** Start of Information shown **
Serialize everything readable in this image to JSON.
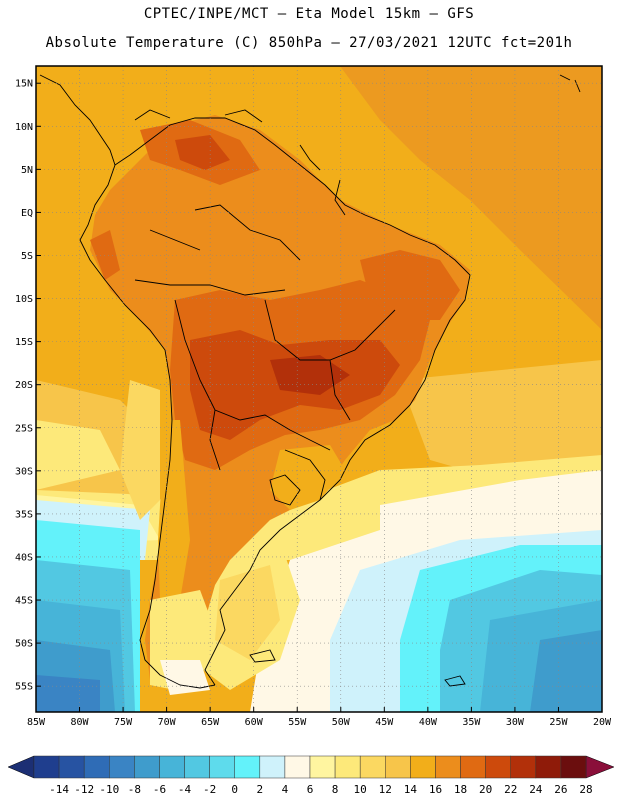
{
  "header": {
    "line1": "CPTEC/INPE/MCT –  Eta Model 15km – GFS",
    "line2": "Absolute Temperature (C) 850hPa – 27/03/2021 12UTC fct=201h"
  },
  "map": {
    "variable": "Absolute Temperature (C) 850hPa",
    "lat_labels": [
      "15N",
      "10N",
      "5N",
      "EQ",
      "5S",
      "10S",
      "15S",
      "20S",
      "25S",
      "30S",
      "35S",
      "40S",
      "45S",
      "50S",
      "55S"
    ],
    "lon_labels": [
      "85W",
      "80W",
      "75W",
      "70W",
      "65W",
      "60W",
      "55W",
      "50W",
      "45W",
      "40W",
      "35W",
      "30W",
      "25W",
      "20W"
    ],
    "lon_range": [
      -85,
      -20
    ],
    "lat_range": [
      -58,
      17
    ]
  },
  "colorbar": {
    "ticks": [
      "-14",
      "-12",
      "-10",
      "-8",
      "-6",
      "-4",
      "-2",
      "0",
      "2",
      "4",
      "6",
      "8",
      "10",
      "12",
      "14",
      "16",
      "18",
      "20",
      "22",
      "24",
      "26",
      "28"
    ],
    "colors": [
      "#1f3e8e",
      "#2753a2",
      "#2f6cb6",
      "#3a84c4",
      "#3f9ccc",
      "#47b4d8",
      "#52c8e2",
      "#5edbec",
      "#63f2fa",
      "#cff2fb",
      "#fff8e6",
      "#fff5a0",
      "#fde97a",
      "#fbd861",
      "#f7c54a",
      "#f2ae1a",
      "#ec8d1c",
      "#e06a12",
      "#cd4a0c",
      "#b2300a",
      "#8f1b09",
      "#6b0e0e"
    ],
    "low_end_color": "#1c2f74",
    "high_end_color": "#8a0f3a"
  }
}
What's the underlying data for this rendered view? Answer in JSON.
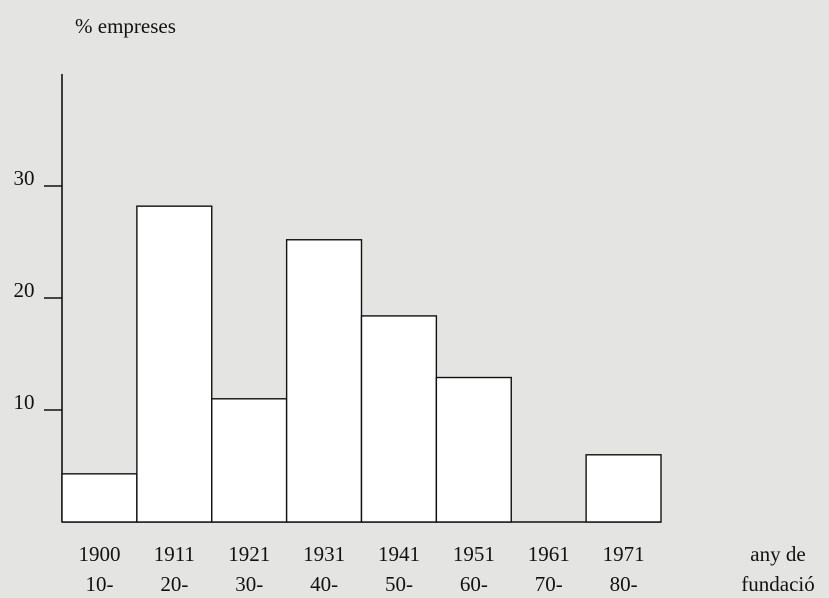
{
  "chart_data": {
    "type": "bar",
    "y_label": "% empreses",
    "x_label": [
      "any de",
      "fundació"
    ],
    "categories": [
      [
        "1900",
        "10-"
      ],
      [
        "1911",
        "20-"
      ],
      [
        "1921",
        "30-"
      ],
      [
        "1931",
        "40-"
      ],
      [
        "1941",
        "50-"
      ],
      [
        "1951",
        "60-"
      ],
      [
        "1961",
        "70-"
      ],
      [
        "1971",
        "80-"
      ]
    ],
    "values": [
      4.3,
      28.2,
      11,
      25.2,
      18.4,
      12.9,
      0,
      6
    ],
    "color": "#ffffff",
    "ylim": [
      0,
      40
    ],
    "yticks": [
      10,
      20,
      30
    ],
    "grid": false
  }
}
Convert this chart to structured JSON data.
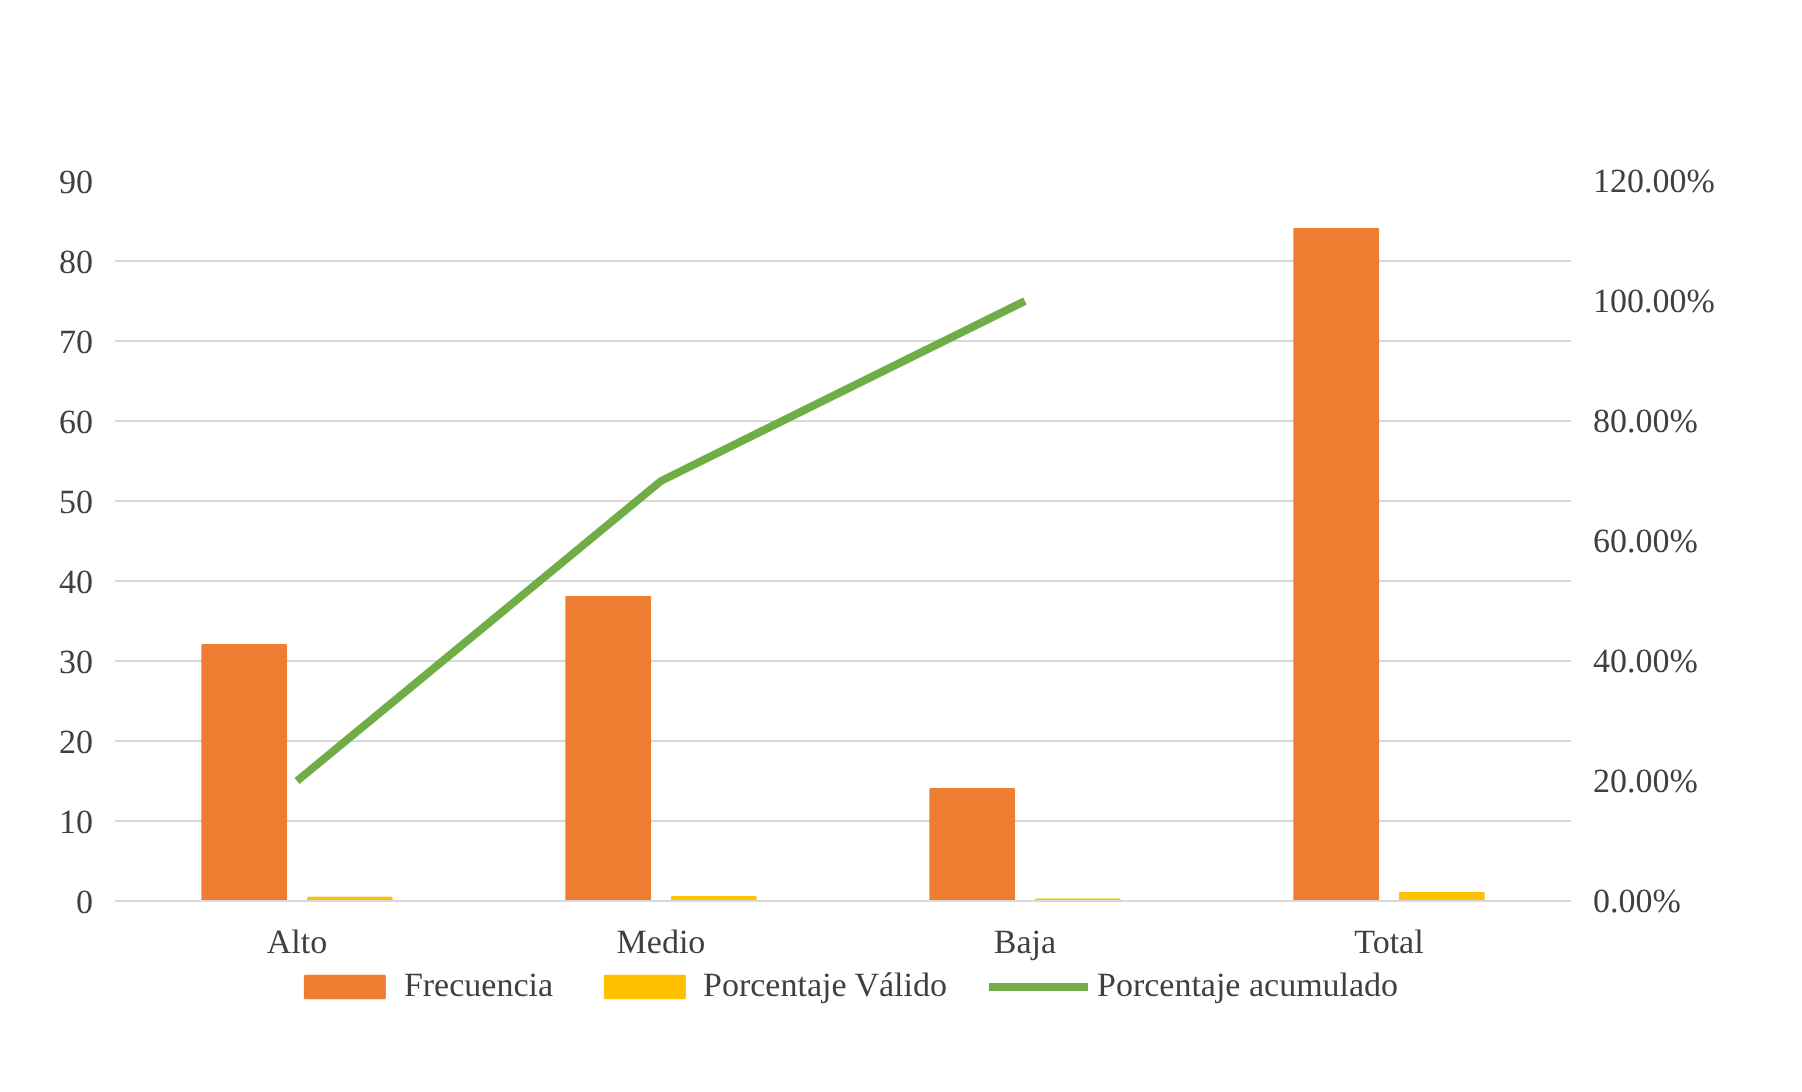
{
  "chart_data": {
    "type": "bar",
    "categories": [
      "Alto",
      "Medio",
      "Baja",
      "Total"
    ],
    "series": [
      {
        "name": "Frecuencia",
        "color": "#ed7d31",
        "values": [
          32,
          38,
          14,
          84
        ]
      },
      {
        "name": "Porcentaje Válido",
        "color": "#ffc000",
        "values": [
          0.4,
          0.5,
          0.2,
          1
        ]
      },
      {
        "name": "Porcentaje acumulado",
        "type": "line",
        "axis": "y2",
        "color": "#70ad47",
        "values": [
          20,
          70,
          100,
          null
        ]
      }
    ],
    "ylim": [
      0,
      90
    ],
    "yticks": [
      0,
      10,
      20,
      30,
      40,
      50,
      60,
      70,
      80,
      90
    ],
    "y2lim": [
      0,
      120
    ],
    "y2ticks": [
      {
        "value": 0,
        "label": "0.00%"
      },
      {
        "value": 20,
        "label": "20.00%"
      },
      {
        "value": 40,
        "label": "40.00%"
      },
      {
        "value": 60,
        "label": "60.00%"
      },
      {
        "value": 80,
        "label": "80.00%"
      },
      {
        "value": 100,
        "label": "100.00%"
      },
      {
        "value": 120,
        "label": "120.00%"
      }
    ],
    "grid": "y",
    "legend": "bottom",
    "marker": "none"
  }
}
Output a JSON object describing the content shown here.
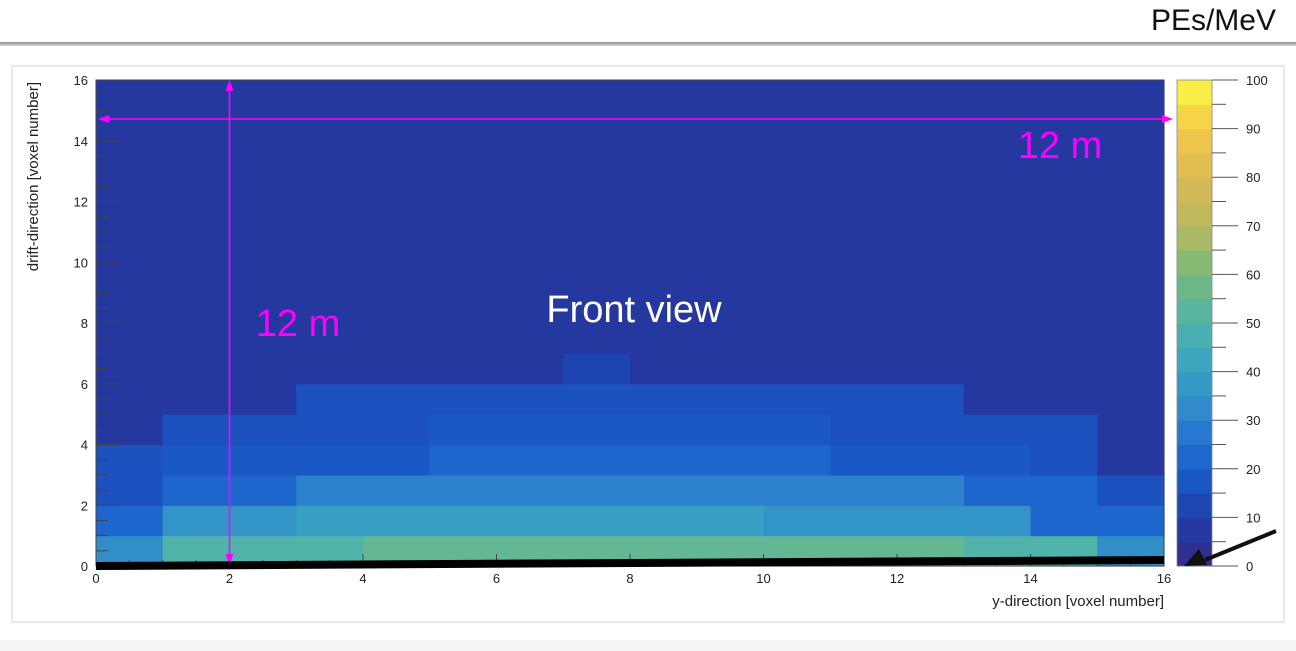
** End of Information shown **
Check each line above for the word "this", and copy the lines where it appears.

__The output__.
Serialize everything readable in this image to JSON.
What's the underlying data for this rendered view? Answer in JSON.
Convert this chart to structured JSON data.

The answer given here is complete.